WORKING DATA.
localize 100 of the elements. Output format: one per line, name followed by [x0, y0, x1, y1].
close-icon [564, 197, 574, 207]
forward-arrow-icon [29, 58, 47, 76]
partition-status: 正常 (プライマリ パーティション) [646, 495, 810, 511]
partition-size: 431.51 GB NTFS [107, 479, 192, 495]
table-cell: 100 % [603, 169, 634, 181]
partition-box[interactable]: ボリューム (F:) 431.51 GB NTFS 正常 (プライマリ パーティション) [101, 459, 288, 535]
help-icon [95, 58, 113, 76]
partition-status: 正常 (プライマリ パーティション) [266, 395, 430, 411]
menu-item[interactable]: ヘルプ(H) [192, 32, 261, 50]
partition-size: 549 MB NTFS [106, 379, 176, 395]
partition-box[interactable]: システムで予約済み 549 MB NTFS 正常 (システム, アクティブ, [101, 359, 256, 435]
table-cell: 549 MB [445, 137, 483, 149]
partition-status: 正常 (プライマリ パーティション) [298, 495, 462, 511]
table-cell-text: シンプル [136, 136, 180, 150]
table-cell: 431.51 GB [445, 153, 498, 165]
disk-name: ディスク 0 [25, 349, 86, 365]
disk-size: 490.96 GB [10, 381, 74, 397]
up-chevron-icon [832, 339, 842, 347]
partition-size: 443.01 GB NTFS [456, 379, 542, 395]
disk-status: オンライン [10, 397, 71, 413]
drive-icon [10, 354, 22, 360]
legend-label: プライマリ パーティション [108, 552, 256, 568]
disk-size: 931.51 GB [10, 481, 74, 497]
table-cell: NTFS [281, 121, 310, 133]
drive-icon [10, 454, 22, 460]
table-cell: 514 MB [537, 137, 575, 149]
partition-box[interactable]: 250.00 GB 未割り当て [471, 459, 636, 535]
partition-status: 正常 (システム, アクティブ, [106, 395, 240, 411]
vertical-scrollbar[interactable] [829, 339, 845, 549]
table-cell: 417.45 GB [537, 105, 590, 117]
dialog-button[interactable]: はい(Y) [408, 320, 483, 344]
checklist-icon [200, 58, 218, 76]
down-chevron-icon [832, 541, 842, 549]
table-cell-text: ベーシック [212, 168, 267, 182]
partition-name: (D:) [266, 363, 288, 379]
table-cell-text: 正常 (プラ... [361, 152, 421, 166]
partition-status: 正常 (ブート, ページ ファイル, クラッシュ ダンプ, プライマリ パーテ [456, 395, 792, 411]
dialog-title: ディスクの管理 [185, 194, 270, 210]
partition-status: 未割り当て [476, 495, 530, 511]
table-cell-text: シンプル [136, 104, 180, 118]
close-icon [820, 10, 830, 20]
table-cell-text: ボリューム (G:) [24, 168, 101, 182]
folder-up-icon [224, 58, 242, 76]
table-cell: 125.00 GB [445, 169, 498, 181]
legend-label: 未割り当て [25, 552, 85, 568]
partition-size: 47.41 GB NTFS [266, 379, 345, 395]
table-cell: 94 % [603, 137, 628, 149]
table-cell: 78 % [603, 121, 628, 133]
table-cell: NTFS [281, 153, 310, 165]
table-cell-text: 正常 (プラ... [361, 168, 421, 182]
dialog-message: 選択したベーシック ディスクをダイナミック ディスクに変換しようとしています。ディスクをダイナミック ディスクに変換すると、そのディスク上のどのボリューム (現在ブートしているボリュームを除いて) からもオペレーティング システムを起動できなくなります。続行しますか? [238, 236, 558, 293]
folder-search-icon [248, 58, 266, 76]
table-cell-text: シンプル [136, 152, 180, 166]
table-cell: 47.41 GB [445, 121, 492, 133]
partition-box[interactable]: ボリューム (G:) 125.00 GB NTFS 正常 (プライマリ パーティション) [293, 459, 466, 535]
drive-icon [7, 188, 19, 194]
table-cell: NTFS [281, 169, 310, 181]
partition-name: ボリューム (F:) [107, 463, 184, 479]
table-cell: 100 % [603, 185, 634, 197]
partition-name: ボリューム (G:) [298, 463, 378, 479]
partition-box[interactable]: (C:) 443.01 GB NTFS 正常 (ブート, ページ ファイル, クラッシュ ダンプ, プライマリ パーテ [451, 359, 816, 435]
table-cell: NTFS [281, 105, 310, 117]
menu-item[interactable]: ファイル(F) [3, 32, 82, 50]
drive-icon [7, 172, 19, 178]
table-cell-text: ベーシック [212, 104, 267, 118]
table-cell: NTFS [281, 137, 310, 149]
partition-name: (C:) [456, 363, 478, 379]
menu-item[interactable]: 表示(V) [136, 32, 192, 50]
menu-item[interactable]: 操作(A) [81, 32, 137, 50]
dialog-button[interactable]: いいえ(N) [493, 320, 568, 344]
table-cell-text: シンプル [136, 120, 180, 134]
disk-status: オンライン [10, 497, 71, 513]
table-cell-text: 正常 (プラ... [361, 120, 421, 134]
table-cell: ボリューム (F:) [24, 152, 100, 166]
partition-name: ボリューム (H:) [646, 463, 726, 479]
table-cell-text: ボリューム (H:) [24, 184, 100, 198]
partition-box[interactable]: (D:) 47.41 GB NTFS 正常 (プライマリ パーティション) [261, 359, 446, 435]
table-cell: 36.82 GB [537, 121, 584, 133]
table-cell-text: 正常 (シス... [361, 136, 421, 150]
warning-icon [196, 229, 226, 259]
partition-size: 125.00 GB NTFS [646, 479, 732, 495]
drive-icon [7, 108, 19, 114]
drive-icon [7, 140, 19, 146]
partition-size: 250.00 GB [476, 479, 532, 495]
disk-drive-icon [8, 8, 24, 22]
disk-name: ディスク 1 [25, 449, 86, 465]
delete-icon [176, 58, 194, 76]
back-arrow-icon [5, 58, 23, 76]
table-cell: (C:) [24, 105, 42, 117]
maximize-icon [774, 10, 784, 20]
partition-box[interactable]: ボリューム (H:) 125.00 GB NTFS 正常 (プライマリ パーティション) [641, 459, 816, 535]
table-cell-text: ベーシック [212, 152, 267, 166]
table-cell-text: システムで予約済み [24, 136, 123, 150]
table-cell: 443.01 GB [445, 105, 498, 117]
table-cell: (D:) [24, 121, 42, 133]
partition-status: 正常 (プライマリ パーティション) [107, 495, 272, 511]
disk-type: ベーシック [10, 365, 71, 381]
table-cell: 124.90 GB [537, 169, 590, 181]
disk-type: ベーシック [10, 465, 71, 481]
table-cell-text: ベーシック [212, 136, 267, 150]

SET EXERCISE.
Copy the entries character for character, starting with the first line and going on through the line that contains "menu-item[interactable]: ヘルプ(H) [192, 32, 261, 50]", with both of those lines included.

FINAL ANSWER.
localize 100 of the elements. Output format: one per line, name followed by [x0, y0, x1, y1].
close-icon [564, 197, 574, 207]
forward-arrow-icon [29, 58, 47, 76]
partition-status: 正常 (プライマリ パーティション) [646, 495, 810, 511]
partition-size: 431.51 GB NTFS [107, 479, 192, 495]
table-cell: 100 % [603, 169, 634, 181]
partition-box[interactable]: ボリューム (F:) 431.51 GB NTFS 正常 (プライマリ パーティション) [101, 459, 288, 535]
help-icon [95, 58, 113, 76]
partition-status: 正常 (プライマリ パーティション) [266, 395, 430, 411]
menu-item[interactable]: ヘルプ(H) [192, 32, 261, 50]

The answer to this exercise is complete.